--- Lesetext ---
# Miley Cyrus bei Porno-Festival



## Death Row (10 Feb. 2015)

​


> Miley Cyrus hat einen Kurzfilm von sich auf dem "New York Porn Film Festival'"eingereicht. Dabei handelt es sich um ein knapp vierminütiges Schwarz-weiß-Video, in dem die Sängerin außer einem schwarzen Höschen und schwarzen Kreuzen über ihren Nippeln nichts trägt.....



Quelle: Miley Cyrus zeigt SM-Film "Tongue Tied" auf Porno-Festival | OK! Magazin

Ja Miley, die Richtung stimmt schonmal. Ein zweites Standbein ist ja nie verkehrt :thumbup:


----------



## Max100 (10 Feb. 2015)

ist der Hammer das Video


----------



## comatron (10 Feb. 2015)

Porno geht anders.


----------



## Devilfish (10 Feb. 2015)

So ähnlich lief das auch schon als Pausenüberbrückung beim Konzert in Köln. Da aber auf der großen Leinwand, wobei das live aufgeführt auch nochmal besser gewesen wäre


----------



## userforusing (11 Feb. 2015)

Mhm, Miley Bagface - ich verzichte.


----------



## derneue123 (17 Feb. 2015)

na das kann ja was werden


----------



## derneue123 (17 Feb. 2015)

na mal gucken was das wird..


----------



## sakima (23 Feb. 2015)

We ain't far from her filming one!


----------



## monderserat (26 Feb. 2015)

da gehört die auch hin


----------



## Mike1234 (26 Feb. 2015)

ein spaciges Bild aber...


----------



## TjCro87 (1 März 2015)

sie soll endlich mal ein Porno machen


----------



## sarakoeln (3 März 2015)

Was soll man sagen? Im Grunde gehört sie schon lange dahin.


----------



## BlueLynne (4 März 2015)

irgendwie  *egal wie *  muss sie ja im Gespräch bleiben .....


----------



## snick2005 (7 März 2015)

weird photo


----------



## mcde (7 März 2015)

Einfach Wahnsinn Danke!


----------



## Dortmund (12 März 2015)

Hammer Bild!


----------



## malt (13 März 2015)

Ich binj gespant was da noch kommt


----------



## Punisher (11 Sep. 2015)

von ihr würd ich gerne nen Porno sehen


----------

--- Gezeigte Zeilen ---
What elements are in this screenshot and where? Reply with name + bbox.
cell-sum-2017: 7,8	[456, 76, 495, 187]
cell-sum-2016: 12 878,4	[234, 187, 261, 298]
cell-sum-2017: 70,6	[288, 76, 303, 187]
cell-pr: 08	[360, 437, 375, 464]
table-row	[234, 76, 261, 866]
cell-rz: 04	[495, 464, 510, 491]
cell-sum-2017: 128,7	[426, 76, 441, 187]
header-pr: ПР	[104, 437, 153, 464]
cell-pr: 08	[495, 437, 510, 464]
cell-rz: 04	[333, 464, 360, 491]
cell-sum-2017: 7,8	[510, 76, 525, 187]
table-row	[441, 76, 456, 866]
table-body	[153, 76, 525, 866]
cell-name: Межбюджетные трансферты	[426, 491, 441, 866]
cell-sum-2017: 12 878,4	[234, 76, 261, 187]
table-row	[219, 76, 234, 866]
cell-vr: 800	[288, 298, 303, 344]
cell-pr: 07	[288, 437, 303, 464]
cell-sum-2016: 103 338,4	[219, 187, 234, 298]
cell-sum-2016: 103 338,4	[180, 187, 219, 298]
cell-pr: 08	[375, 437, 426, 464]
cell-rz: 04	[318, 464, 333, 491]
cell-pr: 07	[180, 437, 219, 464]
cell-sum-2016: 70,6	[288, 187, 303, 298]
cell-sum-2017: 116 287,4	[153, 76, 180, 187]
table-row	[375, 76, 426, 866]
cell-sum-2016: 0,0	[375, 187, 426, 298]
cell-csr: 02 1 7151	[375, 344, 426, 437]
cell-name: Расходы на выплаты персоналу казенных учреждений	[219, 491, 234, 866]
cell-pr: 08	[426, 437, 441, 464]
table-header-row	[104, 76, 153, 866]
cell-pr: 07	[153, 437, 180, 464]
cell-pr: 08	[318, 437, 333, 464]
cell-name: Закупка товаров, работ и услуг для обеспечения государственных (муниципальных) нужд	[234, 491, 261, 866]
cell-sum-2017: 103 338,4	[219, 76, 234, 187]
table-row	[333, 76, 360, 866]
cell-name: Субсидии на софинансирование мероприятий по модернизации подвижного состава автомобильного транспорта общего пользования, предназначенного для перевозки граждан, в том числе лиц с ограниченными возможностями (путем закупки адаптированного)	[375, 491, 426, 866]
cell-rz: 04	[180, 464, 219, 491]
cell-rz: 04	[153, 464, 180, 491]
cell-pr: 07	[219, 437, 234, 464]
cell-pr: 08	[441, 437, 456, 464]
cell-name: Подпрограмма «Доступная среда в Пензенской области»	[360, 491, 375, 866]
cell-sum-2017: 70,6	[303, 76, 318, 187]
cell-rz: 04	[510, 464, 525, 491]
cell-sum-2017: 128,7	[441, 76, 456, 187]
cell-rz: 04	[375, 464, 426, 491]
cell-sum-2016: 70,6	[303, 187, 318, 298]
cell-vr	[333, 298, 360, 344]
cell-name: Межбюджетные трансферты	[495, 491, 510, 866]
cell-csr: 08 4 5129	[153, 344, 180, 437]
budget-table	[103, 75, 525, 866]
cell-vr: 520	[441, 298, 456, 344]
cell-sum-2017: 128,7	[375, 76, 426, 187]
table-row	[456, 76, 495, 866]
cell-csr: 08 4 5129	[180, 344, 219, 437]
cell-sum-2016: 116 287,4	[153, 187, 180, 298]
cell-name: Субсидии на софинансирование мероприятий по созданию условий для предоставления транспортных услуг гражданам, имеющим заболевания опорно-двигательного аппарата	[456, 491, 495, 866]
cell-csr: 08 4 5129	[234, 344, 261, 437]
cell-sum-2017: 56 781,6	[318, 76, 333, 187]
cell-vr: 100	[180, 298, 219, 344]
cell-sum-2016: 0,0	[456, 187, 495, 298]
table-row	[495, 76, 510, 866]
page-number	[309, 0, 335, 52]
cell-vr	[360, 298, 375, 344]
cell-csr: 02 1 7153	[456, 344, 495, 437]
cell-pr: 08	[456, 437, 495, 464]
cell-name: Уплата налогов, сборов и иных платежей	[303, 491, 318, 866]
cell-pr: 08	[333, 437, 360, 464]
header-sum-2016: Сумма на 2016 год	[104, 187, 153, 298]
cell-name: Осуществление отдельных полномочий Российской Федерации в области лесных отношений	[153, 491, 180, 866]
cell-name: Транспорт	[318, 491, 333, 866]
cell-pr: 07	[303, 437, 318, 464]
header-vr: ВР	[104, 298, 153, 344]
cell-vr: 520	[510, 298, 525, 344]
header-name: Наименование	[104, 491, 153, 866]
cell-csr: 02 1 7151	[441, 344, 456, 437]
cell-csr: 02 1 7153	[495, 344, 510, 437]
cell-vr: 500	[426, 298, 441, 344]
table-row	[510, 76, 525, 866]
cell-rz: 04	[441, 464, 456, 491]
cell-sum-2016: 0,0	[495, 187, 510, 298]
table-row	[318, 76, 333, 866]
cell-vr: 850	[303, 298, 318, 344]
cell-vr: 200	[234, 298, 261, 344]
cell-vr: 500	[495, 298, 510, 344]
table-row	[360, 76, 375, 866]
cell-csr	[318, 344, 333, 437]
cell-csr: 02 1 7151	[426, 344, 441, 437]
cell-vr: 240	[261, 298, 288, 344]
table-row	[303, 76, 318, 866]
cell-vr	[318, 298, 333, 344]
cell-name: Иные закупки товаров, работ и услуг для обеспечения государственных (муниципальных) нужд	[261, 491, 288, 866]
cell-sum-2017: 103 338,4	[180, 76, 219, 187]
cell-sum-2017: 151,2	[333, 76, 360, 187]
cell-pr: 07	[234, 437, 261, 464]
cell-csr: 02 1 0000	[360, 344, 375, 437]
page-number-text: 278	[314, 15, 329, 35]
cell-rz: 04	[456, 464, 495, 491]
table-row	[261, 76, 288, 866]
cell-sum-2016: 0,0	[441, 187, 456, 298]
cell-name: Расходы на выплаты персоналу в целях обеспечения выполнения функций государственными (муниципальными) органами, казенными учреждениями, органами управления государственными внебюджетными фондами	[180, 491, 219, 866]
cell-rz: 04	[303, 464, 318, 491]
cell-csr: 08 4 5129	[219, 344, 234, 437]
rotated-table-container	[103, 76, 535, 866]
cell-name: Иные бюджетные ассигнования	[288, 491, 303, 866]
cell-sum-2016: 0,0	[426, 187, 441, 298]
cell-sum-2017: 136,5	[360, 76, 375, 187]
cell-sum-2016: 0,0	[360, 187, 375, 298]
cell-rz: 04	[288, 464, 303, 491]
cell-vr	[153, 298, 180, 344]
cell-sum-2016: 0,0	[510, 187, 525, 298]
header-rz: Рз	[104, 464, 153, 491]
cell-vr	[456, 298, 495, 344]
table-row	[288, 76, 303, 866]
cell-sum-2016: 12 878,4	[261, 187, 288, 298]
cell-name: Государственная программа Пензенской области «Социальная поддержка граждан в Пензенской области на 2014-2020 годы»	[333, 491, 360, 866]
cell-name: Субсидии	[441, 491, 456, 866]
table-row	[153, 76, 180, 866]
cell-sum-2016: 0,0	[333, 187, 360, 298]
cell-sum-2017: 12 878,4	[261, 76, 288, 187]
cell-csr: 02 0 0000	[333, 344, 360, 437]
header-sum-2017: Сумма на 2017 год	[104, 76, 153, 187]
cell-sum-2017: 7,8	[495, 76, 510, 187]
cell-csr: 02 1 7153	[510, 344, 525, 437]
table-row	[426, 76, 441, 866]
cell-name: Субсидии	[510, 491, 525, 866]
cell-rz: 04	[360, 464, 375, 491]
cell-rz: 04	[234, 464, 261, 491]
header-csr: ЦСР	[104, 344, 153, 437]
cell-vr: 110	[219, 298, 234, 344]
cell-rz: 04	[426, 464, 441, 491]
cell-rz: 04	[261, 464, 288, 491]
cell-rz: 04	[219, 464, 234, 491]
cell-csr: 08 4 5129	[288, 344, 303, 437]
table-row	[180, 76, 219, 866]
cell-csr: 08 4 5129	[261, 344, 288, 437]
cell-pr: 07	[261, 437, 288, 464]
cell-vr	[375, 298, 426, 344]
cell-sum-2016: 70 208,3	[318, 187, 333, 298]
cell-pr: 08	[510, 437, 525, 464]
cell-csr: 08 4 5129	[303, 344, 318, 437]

--- Zur Aufgabe ---
Fasse den Forenthread über Miley Cyrus beim Porno-Festival in zwei Sätzen zusammen.

--- Antwort ---
Im Eröffnungsbeitrag wird eine Meldung des OK! Magazins zitiert: Miley Cyrus hat beim „New York Porn Film Festival“ einen knapp vierminütigen Schwarz-Weiß-Kurzfilm eingereicht, in dem sie nur ein schwarzes Höschen und schwarze Kreuze über den Nippeln trägt. In den Antworten wird das Video teils gelobt, teils heißt es, Porno gehe anders, sie gehöre dorthin oder sie müsse eben irgendwie im Gespräch bleiben.